## Directions
Read the lines that follow and pick out every one containing the word "охлаждающей".

###

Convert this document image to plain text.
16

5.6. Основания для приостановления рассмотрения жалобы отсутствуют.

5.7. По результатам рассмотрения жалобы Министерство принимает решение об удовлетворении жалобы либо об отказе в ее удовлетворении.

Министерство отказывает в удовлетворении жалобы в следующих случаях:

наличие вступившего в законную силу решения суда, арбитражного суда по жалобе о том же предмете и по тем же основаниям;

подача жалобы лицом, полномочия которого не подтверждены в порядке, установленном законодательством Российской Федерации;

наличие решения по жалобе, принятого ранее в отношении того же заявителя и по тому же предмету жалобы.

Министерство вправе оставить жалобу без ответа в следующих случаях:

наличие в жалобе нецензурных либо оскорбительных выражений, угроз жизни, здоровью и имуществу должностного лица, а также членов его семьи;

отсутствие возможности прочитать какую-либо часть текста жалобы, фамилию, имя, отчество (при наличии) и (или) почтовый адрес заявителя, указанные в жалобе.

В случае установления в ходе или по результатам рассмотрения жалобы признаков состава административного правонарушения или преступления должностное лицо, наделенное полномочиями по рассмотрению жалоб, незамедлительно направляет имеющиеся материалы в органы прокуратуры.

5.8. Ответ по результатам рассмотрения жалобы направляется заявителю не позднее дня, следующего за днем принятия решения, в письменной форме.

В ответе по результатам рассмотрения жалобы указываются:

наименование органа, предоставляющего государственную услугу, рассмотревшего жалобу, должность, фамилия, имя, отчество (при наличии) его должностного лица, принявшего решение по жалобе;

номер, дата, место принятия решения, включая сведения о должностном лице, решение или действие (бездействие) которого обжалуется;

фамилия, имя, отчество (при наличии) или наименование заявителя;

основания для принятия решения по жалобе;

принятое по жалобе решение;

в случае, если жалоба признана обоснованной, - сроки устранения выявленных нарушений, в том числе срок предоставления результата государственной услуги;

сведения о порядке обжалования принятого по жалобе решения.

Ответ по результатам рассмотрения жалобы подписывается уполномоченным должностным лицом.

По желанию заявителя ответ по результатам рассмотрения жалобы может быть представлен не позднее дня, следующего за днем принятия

###

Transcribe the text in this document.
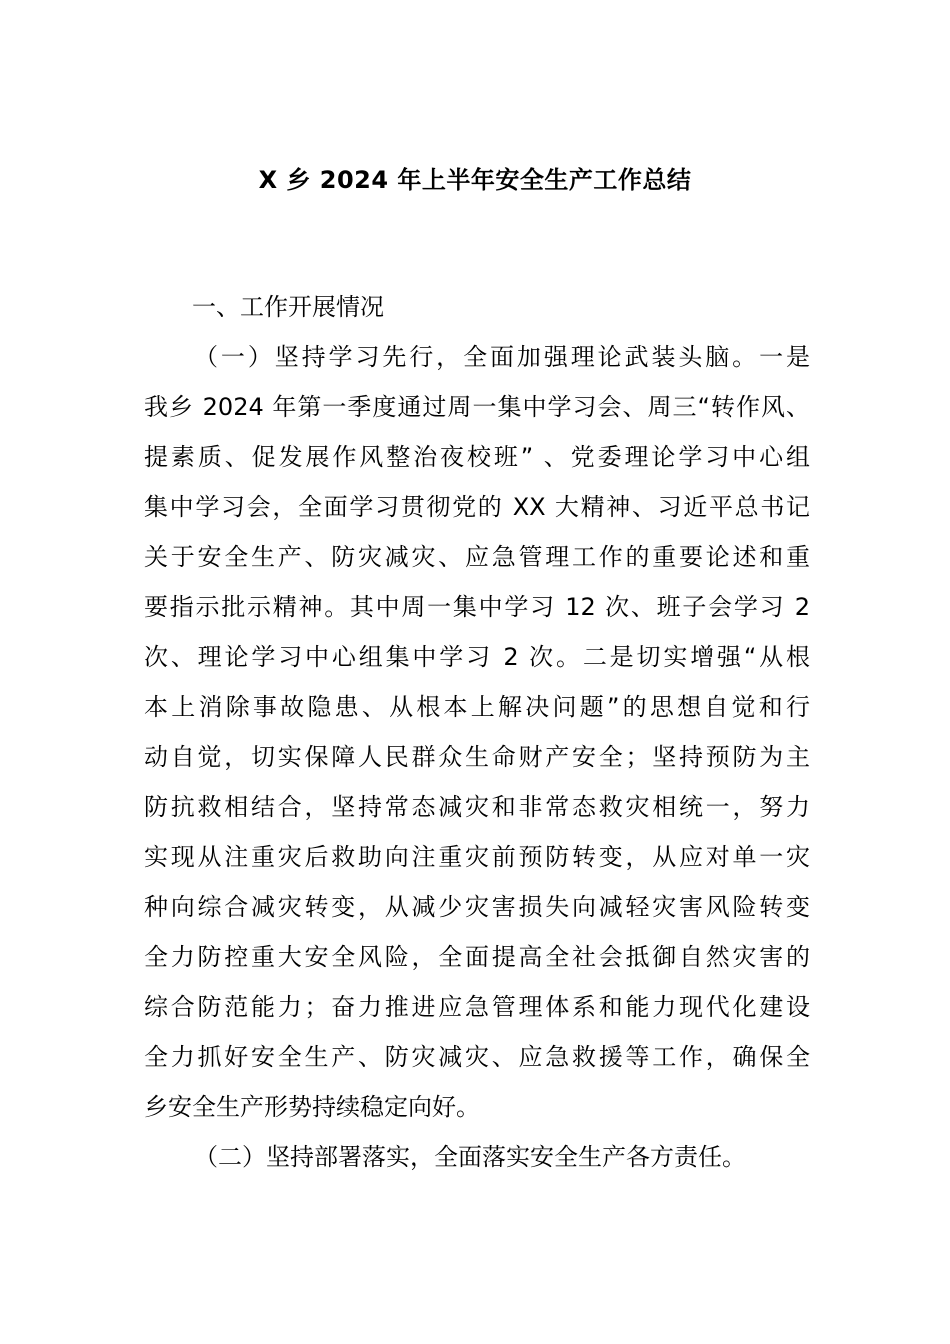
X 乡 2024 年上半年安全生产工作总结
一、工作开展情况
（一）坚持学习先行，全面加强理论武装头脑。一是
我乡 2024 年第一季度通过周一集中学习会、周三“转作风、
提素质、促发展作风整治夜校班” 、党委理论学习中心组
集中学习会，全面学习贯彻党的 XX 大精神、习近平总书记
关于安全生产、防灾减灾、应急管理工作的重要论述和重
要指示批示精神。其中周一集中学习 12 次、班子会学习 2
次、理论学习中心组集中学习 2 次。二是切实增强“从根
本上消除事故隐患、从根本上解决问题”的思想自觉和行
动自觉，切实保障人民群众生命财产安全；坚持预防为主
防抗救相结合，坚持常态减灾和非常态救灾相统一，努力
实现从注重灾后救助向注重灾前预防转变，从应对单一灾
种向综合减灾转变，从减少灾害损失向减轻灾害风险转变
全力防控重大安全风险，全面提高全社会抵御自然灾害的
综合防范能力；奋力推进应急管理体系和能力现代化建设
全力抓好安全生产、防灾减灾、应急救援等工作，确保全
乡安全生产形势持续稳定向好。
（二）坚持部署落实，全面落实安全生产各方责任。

###

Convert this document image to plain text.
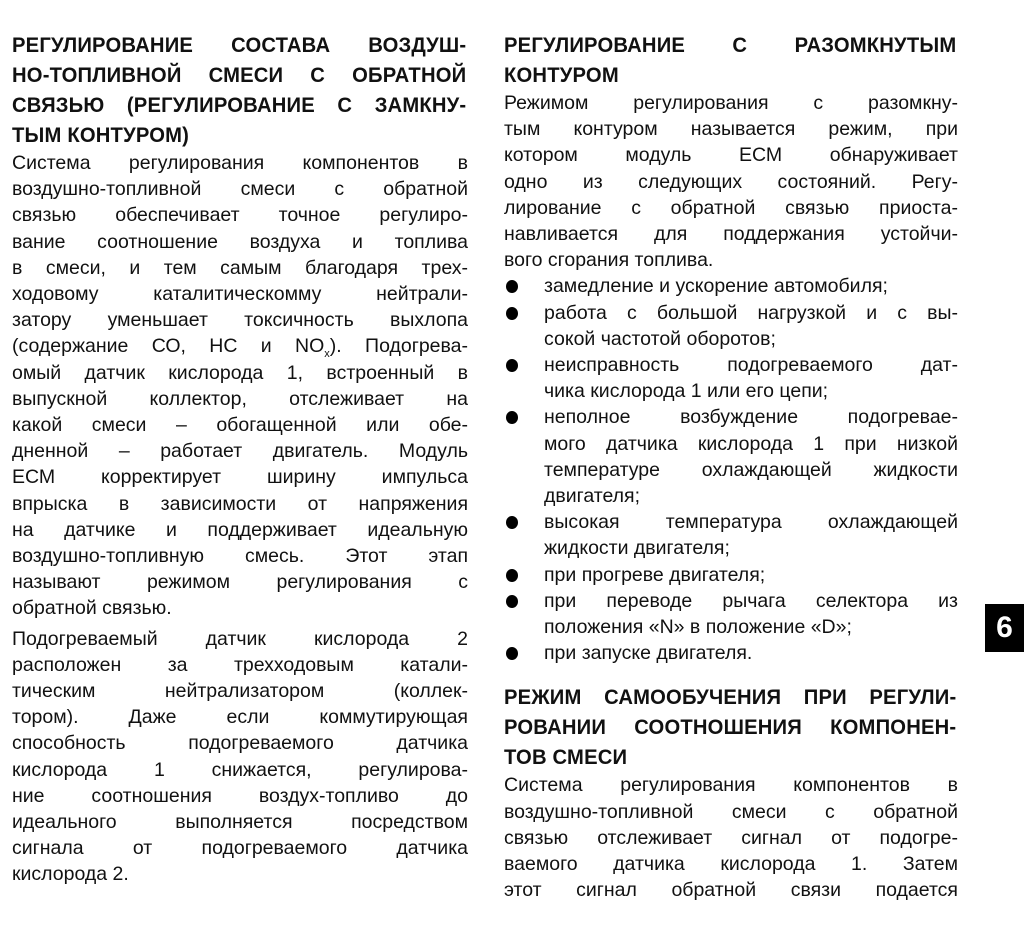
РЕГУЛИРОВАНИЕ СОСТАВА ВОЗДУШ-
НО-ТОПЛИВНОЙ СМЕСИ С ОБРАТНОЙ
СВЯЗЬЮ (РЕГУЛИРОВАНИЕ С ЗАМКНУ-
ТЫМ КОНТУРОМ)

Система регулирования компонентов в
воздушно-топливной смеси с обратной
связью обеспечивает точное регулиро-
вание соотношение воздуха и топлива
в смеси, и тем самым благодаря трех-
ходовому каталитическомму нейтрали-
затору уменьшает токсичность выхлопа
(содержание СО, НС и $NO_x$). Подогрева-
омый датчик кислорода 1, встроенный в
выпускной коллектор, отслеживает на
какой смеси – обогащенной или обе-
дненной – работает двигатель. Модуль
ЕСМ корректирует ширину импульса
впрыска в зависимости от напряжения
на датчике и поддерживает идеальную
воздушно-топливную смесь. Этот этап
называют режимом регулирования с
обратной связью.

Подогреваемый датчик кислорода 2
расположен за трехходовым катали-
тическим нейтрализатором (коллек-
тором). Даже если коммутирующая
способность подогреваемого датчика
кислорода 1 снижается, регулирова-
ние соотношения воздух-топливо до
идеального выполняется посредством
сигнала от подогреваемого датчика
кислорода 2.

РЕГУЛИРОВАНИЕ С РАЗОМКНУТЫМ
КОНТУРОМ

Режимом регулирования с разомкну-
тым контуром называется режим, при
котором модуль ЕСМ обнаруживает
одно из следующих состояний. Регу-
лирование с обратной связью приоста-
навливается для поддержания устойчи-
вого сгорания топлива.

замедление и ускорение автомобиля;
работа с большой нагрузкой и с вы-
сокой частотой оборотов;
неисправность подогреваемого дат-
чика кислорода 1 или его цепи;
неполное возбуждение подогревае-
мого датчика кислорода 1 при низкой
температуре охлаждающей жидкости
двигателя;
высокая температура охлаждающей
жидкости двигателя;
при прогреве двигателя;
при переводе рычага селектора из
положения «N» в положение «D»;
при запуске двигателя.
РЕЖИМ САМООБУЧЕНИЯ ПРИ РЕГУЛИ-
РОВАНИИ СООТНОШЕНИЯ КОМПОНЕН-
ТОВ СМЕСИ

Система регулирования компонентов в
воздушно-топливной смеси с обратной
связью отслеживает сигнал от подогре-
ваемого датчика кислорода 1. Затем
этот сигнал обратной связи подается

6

###

## Exercise answer
температуре охлаждающей жидкости
высокая температура охлаждающей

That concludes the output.